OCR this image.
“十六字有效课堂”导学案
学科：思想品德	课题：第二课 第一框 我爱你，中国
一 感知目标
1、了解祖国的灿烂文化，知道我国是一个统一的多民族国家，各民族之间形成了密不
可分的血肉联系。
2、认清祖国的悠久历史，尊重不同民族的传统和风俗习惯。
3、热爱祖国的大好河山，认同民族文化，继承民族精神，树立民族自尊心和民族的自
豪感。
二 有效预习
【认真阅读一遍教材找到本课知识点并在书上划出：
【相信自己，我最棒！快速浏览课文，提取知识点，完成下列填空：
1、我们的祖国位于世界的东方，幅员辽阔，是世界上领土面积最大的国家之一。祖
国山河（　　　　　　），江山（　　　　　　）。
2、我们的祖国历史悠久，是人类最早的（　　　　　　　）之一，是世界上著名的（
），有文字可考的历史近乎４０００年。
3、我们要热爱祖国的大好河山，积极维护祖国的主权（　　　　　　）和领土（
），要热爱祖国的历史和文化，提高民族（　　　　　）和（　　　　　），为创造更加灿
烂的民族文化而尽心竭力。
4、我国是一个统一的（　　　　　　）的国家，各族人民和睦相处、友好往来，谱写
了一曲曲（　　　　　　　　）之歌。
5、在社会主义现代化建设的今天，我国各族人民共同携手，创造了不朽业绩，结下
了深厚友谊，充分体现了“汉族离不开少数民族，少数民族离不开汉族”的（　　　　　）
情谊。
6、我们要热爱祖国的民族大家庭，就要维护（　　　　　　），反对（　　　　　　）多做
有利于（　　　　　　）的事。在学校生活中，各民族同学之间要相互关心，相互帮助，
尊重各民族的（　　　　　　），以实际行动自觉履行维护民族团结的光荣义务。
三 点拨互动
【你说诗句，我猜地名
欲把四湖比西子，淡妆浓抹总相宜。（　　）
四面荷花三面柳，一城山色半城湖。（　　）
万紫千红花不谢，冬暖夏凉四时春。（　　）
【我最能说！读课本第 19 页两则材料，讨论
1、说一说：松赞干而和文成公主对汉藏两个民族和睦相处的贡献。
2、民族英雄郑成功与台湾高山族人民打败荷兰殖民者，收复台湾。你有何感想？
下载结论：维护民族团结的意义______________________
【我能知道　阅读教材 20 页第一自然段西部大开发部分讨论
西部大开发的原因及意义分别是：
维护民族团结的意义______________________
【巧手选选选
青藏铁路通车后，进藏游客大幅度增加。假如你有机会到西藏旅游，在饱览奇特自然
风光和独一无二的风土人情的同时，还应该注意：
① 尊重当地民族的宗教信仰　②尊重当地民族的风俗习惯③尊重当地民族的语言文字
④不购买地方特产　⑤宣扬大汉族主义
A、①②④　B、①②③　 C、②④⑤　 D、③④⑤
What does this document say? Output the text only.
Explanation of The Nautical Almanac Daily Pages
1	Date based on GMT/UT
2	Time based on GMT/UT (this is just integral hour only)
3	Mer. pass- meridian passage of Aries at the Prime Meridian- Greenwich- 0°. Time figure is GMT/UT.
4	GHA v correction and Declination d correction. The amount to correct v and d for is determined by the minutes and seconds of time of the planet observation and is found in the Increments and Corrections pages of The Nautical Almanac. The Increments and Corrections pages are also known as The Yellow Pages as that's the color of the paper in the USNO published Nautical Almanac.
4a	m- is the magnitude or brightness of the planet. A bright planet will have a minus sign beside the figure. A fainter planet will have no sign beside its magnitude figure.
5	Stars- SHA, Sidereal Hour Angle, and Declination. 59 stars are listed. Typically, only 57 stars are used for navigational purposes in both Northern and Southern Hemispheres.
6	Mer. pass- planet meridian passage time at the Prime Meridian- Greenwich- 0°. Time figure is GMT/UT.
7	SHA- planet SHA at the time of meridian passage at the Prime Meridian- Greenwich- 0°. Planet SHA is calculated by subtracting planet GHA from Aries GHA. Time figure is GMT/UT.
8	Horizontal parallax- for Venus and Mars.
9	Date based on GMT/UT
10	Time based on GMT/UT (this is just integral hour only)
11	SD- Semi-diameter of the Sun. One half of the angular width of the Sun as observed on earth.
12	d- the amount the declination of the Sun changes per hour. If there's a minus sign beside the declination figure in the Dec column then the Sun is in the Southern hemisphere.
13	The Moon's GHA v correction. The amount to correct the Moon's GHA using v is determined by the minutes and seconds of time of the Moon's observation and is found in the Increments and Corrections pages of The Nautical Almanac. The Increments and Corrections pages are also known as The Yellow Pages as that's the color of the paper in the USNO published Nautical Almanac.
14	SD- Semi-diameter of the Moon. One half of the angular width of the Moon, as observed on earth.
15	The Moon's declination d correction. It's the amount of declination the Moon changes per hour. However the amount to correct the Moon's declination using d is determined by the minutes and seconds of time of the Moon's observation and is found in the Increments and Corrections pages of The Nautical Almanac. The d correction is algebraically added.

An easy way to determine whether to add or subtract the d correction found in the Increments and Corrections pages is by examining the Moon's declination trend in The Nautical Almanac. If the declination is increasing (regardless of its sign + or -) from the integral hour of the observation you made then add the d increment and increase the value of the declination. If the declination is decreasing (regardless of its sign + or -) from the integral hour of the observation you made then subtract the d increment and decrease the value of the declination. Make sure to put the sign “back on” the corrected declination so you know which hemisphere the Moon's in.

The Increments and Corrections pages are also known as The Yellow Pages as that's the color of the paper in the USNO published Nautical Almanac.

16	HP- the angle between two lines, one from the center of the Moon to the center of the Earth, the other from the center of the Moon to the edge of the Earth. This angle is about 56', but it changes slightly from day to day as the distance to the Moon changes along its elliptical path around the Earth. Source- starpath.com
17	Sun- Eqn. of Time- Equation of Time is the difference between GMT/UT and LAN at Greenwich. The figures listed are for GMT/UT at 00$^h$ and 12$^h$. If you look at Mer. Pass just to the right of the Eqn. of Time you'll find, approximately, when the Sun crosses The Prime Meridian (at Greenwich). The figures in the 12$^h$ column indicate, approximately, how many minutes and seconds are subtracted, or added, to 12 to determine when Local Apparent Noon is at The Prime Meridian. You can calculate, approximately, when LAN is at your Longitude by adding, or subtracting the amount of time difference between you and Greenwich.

◇ ◇ ◇ ◇ ◇

- [Aim] In the records above, collect each line with "just".

- [Solution to this task]
2	Time based on GMT/UT (this is just integral hour only)
10	Time based on GMT/UT (this is just integral hour only)
17	Sun- Eqn. of Time- Equation of Time is the difference between GMT/UT and LAN at Greenwich. The figures listed are for GMT/UT at 00$^h$ and 12$^h$. If you look at Mer. Pass just to the right of the Eqn. of Time you'll find, approximately, when the Sun crosses The Prime Meridian (at Greenwich). The figures in the 12$^h$ column indicate, approximately, how many minutes and seconds are subtracted, or added, to 12 to determine when Local Apparent Noon is at The Prime Meridian. You can calculate, approximately, when LAN is at your Longitude by adding, or subtracting the amount of time difference between you and Greenwich.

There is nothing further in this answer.